(Data records)

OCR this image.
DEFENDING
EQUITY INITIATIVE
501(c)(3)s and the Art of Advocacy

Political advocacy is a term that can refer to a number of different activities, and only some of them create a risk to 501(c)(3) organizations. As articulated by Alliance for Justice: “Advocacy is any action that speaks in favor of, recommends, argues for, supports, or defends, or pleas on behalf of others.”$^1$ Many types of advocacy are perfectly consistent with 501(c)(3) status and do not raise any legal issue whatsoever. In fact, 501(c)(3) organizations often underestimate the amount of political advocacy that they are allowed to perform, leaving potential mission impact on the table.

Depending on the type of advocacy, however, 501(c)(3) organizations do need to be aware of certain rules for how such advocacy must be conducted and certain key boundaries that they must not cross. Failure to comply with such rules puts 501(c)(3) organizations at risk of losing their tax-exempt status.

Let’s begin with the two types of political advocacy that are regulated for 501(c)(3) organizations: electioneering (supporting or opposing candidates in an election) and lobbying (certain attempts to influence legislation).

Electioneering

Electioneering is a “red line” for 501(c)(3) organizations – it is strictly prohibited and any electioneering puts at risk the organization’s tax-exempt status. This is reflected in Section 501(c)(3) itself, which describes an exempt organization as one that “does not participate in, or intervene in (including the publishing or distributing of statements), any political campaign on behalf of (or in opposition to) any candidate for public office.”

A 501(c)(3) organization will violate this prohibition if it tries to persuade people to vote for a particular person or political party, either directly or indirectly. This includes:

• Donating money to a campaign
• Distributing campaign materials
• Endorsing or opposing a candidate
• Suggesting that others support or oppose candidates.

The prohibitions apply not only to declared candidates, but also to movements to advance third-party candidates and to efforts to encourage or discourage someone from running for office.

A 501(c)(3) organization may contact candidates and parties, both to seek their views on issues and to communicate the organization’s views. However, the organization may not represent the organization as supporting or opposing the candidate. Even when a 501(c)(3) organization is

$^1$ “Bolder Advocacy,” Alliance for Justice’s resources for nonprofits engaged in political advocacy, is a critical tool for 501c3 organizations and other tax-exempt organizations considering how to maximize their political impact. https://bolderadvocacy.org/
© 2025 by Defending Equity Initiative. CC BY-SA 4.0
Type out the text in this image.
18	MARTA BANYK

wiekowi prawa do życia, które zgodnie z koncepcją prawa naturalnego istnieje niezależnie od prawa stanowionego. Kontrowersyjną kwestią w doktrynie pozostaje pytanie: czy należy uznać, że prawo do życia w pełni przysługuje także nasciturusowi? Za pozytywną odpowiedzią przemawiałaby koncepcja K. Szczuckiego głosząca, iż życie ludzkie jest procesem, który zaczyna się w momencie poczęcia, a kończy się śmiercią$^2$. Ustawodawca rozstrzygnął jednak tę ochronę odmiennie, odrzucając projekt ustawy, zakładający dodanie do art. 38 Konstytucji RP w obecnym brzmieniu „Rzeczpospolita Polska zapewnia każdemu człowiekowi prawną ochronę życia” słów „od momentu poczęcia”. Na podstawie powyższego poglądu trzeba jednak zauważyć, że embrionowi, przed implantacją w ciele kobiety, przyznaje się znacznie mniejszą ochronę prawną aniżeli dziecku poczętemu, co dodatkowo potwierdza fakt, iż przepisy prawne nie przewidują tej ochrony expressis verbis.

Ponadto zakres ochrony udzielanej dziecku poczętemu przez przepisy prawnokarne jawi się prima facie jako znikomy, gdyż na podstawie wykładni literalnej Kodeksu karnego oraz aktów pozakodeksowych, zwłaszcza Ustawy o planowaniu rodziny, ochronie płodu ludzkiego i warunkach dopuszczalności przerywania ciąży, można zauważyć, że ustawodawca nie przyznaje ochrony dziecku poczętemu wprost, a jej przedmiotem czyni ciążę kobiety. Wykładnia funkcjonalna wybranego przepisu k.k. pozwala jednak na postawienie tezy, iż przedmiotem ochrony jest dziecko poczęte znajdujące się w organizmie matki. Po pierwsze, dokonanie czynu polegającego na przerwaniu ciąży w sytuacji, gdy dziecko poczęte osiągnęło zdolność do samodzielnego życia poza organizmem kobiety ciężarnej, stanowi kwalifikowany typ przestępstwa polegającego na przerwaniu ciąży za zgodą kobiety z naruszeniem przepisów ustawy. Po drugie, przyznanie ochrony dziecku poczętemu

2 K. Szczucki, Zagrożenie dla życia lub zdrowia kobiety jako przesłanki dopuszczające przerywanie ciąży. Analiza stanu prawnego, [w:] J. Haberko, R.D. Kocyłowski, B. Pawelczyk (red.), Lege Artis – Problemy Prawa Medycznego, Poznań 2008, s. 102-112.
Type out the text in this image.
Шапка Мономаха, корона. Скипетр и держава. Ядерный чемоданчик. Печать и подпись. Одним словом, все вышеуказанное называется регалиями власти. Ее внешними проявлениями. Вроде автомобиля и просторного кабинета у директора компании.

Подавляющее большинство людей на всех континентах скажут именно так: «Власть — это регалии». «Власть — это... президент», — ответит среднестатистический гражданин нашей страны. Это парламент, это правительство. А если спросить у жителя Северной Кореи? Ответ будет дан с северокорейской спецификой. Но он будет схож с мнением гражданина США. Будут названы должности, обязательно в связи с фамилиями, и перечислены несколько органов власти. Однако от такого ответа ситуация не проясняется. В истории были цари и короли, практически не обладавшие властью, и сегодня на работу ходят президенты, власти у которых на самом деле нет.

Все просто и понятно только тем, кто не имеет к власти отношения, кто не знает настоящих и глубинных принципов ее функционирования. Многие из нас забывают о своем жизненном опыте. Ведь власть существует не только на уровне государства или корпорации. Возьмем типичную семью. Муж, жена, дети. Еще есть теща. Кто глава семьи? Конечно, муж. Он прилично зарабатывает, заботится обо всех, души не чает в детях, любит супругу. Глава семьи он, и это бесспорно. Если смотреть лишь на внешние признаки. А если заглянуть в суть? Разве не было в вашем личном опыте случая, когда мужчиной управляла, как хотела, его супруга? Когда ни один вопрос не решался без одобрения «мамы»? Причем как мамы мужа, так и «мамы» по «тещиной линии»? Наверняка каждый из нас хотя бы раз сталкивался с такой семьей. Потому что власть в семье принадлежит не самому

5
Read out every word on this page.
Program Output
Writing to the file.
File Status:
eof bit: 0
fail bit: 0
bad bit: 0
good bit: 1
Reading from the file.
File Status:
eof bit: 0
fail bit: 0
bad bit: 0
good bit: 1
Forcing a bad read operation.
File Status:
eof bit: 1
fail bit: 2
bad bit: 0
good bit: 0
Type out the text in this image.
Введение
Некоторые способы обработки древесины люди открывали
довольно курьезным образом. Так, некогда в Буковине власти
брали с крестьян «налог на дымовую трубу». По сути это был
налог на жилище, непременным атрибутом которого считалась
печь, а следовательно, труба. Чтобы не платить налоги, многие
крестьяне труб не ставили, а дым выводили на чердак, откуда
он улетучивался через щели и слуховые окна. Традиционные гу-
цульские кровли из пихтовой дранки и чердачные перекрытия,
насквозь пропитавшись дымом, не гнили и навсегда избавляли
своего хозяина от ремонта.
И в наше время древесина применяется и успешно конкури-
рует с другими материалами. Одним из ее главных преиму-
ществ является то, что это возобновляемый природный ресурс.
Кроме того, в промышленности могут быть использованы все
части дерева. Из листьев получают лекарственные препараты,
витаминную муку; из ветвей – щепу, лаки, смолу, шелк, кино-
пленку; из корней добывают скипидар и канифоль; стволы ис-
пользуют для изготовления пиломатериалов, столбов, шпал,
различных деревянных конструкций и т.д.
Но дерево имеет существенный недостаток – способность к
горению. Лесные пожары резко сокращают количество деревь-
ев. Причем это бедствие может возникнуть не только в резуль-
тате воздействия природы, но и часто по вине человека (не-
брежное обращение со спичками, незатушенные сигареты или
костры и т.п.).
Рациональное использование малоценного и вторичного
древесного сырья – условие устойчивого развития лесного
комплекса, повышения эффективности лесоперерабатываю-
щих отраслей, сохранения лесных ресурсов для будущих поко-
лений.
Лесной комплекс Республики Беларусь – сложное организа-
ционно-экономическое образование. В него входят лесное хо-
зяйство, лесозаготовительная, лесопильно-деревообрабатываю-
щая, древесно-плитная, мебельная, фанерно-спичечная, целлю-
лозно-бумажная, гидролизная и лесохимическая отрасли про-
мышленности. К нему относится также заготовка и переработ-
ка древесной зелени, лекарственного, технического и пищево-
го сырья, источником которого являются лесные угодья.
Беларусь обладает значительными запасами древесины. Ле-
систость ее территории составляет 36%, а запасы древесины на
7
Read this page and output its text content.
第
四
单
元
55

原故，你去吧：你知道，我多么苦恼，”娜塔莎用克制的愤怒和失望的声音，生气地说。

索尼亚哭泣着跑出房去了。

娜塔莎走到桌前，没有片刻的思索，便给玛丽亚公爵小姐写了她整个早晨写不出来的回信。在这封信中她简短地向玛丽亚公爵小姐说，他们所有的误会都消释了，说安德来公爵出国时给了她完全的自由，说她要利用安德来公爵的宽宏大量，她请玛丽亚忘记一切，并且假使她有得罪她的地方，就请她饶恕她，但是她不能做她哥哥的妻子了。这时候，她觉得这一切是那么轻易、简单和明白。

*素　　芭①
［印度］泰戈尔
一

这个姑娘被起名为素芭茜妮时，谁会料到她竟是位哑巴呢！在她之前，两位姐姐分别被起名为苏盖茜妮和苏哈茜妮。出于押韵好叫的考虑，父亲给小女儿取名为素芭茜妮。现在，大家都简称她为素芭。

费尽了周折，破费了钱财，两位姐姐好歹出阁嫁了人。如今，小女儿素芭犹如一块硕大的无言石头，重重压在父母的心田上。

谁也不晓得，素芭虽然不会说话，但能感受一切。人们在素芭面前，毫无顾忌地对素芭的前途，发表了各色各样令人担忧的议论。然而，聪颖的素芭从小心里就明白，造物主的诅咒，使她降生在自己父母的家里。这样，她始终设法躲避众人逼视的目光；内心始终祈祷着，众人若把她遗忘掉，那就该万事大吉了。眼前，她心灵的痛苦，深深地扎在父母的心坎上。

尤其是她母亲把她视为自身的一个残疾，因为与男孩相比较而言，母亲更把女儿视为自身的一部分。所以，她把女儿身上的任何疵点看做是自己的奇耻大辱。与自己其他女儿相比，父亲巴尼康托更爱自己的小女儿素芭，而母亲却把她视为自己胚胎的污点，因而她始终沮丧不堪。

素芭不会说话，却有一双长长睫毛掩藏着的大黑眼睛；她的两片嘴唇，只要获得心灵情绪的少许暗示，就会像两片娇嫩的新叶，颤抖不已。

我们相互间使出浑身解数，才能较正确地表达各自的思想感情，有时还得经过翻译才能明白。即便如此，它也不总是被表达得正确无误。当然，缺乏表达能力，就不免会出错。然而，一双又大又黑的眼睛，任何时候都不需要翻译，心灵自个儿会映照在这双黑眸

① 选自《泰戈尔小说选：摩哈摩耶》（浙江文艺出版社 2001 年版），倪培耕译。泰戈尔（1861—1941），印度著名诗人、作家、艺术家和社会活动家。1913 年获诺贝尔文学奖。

▶ **GIVEN TASK**
Lines containing "certain" are to be counted. State the total and add nothing.

▶ **ANSWER TO THE EXERCISE**
2